• _Stated goal_
Copy each line exactly. Leave nothing out.

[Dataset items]

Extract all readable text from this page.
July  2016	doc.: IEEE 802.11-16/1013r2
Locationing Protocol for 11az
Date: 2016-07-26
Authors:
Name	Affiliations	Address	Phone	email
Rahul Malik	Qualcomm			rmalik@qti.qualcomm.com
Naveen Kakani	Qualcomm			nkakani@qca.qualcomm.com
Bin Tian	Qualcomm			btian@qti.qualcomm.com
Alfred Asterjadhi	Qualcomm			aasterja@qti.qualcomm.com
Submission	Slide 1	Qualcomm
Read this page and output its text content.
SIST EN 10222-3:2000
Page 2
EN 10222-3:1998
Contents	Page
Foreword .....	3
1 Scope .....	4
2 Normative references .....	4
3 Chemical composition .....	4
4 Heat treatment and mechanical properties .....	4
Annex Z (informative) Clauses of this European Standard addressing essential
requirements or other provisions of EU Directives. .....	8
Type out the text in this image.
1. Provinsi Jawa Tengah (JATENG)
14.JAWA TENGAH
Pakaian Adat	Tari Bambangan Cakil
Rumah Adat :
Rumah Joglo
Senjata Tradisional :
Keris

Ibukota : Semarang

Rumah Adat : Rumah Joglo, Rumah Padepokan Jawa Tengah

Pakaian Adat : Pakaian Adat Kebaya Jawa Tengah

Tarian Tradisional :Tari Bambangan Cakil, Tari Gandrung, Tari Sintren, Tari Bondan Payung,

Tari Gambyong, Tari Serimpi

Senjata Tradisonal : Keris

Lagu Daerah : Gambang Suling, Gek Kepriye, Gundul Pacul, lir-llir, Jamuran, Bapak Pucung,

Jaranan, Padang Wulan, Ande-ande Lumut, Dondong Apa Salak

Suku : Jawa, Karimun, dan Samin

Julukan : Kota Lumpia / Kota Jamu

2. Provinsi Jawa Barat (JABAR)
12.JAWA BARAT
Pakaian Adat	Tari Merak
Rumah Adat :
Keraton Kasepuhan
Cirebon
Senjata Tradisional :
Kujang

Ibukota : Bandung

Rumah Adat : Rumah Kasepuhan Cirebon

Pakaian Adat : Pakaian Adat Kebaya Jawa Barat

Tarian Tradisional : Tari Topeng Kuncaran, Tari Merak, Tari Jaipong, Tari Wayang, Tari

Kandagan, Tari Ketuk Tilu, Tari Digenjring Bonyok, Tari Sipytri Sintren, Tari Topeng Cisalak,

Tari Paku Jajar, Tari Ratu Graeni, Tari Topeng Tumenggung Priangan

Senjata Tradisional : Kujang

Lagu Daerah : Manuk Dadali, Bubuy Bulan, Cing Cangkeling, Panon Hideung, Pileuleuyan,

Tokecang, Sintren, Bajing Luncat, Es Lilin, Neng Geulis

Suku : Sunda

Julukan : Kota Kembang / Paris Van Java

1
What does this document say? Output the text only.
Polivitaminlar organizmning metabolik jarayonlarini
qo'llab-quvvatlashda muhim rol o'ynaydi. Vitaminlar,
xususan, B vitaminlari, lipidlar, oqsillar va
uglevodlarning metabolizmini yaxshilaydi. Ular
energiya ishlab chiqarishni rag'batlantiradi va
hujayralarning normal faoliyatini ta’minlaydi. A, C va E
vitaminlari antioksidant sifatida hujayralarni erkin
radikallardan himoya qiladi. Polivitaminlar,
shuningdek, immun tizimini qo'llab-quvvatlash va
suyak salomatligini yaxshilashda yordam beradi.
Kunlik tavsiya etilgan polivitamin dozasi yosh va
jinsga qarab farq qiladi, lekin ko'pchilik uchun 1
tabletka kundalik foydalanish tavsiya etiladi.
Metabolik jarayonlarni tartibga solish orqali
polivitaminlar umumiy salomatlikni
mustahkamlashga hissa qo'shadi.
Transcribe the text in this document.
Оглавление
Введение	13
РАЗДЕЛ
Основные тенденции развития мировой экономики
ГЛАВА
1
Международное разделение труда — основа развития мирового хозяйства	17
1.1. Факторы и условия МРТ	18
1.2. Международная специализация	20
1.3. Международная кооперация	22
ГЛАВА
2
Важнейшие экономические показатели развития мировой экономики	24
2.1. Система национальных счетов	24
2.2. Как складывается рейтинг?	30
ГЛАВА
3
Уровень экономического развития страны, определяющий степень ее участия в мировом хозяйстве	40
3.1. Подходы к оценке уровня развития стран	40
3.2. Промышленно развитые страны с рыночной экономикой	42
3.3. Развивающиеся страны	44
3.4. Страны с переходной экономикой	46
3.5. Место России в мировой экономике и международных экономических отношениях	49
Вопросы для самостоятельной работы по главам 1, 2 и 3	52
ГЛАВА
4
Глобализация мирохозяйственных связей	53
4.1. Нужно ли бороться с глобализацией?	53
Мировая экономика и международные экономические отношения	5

• _Answer to this problem_
Extract all readable text from this page.
July  2016	doc.: IEEE 802.11-16/1013r2
Locationing Protocol for 11az
Date: 2016-07-26
Authors:
Name	Affiliations	Address	Phone	email
Rahul Malik	Qualcomm			rmalik@qti.qualcomm.com
Naveen Kakani	Qualcomm			nkakani@qca.qualcomm.com
Bin Tian	Qualcomm			btian@qti.qualcomm.com
Alfred Asterjadhi	Qualcomm			aasterja@qti.qualcomm.com
Submission	Slide 1	Qualcomm
Read this page and output its text content.
SIST EN 10222-3:2000
Page 2
EN 10222-3:1998
Contents	Page
Foreword .....	3
1 Scope .....	4
2 Normative references .....	4
3 Chemical composition .....	4
4 Heat treatment and mechanical properties .....	4
Annex Z (informative) Clauses of this European Standard addressing essential
requirements or other provisions of EU Directives. .....	8
Type out the text in this image.
1. Provinsi Jawa Tengah (JATENG)
14.JAWA TENGAH
Pakaian Adat	Tari Bambangan Cakil
Rumah Adat :
Rumah Joglo
Senjata Tradisional :
Keris

Ibukota : Semarang

Rumah Adat : Rumah Joglo, Rumah Padepokan Jawa Tengah

Pakaian Adat : Pakaian Adat Kebaya Jawa Tengah

Tarian Tradisional :Tari Bambangan Cakil, Tari Gandrung, Tari Sintren, Tari Bondan Payung,

Tari Gambyong, Tari Serimpi

Senjata Tradisonal : Keris

Lagu Daerah : Gambang Suling, Gek Kepriye, Gundul Pacul, lir-llir, Jamuran, Bapak Pucung,

Jaranan, Padang Wulan, Ande-ande Lumut, Dondong Apa Salak

Suku : Jawa, Karimun, dan Samin

Julukan : Kota Lumpia / Kota Jamu

2. Provinsi Jawa Barat (JABAR)
12.JAWA BARAT
Pakaian Adat	Tari Merak
Rumah Adat :
Keraton Kasepuhan
Cirebon
Senjata Tradisional :
Kujang

Ibukota : Bandung

Rumah Adat : Rumah Kasepuhan Cirebon

Pakaian Adat : Pakaian Adat Kebaya Jawa Barat

Tarian Tradisional : Tari Topeng Kuncaran, Tari Merak, Tari Jaipong, Tari Wayang, Tari

Kandagan, Tari Ketuk Tilu, Tari Digenjring Bonyok, Tari Sipytri Sintren, Tari Topeng Cisalak,

Tari Paku Jajar, Tari Ratu Graeni, Tari Topeng Tumenggung Priangan

Senjata Tradisional : Kujang

Lagu Daerah : Manuk Dadali, Bubuy Bulan, Cing Cangkeling, Panon Hideung, Pileuleuyan,

Tokecang, Sintren, Bajing Luncat, Es Lilin, Neng Geulis

Suku : Sunda

Julukan : Kota Kembang / Paris Van Java

1
What does this document say? Output the text only.
Polivitaminlar organizmning metabolik jarayonlarini
qo'llab-quvvatlashda muhim rol o'ynaydi. Vitaminlar,
xususan, B vitaminlari, lipidlar, oqsillar va
uglevodlarning metabolizmini yaxshilaydi. Ular
energiya ishlab chiqarishni rag'batlantiradi va
hujayralarning normal faoliyatini ta’minlaydi. A, C va E
vitaminlari antioksidant sifatida hujayralarni erkin
radikallardan himoya qiladi. Polivitaminlar,
shuningdek, immun tizimini qo'llab-quvvatlash va
suyak salomatligini yaxshilashda yordam beradi.
Kunlik tavsiya etilgan polivitamin dozasi yosh va
jinsga qarab farq qiladi, lekin ko'pchilik uchun 1
tabletka kundalik foydalanish tavsiya etiladi.
Metabolik jarayonlarni tartibga solish orqali
polivitaminlar umumiy salomatlikni
mustahkamlashga hissa qo'shadi.
Transcribe the text in this document.
Оглавление
Введение	13
РАЗДЕЛ
Основные тенденции развития мировой экономики
ГЛАВА
1
Международное разделение труда — основа развития мирового хозяйства	17
1.1. Факторы и условия МРТ	18
1.2. Международная специализация	20
1.3. Международная кооперация	22
ГЛАВА
2
Важнейшие экономические показатели развития мировой экономики	24
2.1. Система национальных счетов	24
2.2. Как складывается рейтинг?	30
ГЛАВА
3
Уровень экономического развития страны, определяющий степень ее участия в мировом хозяйстве	40
3.1. Подходы к оценке уровня развития стран	40
3.2. Промышленно развитые страны с рыночной экономикой	42
3.3. Развивающиеся страны	44
3.4. Страны с переходной экономикой	46
3.5. Место России в мировой экономике и международных экономических отношениях	49
Вопросы для самостоятельной работы по главам 1, 2 и 3	52
ГЛАВА
4
Глобализация мирохозяйственных связей	53
4.1. Нужно ли бороться с глобализацией?	53
Мировая экономика и международные экономические отношения	5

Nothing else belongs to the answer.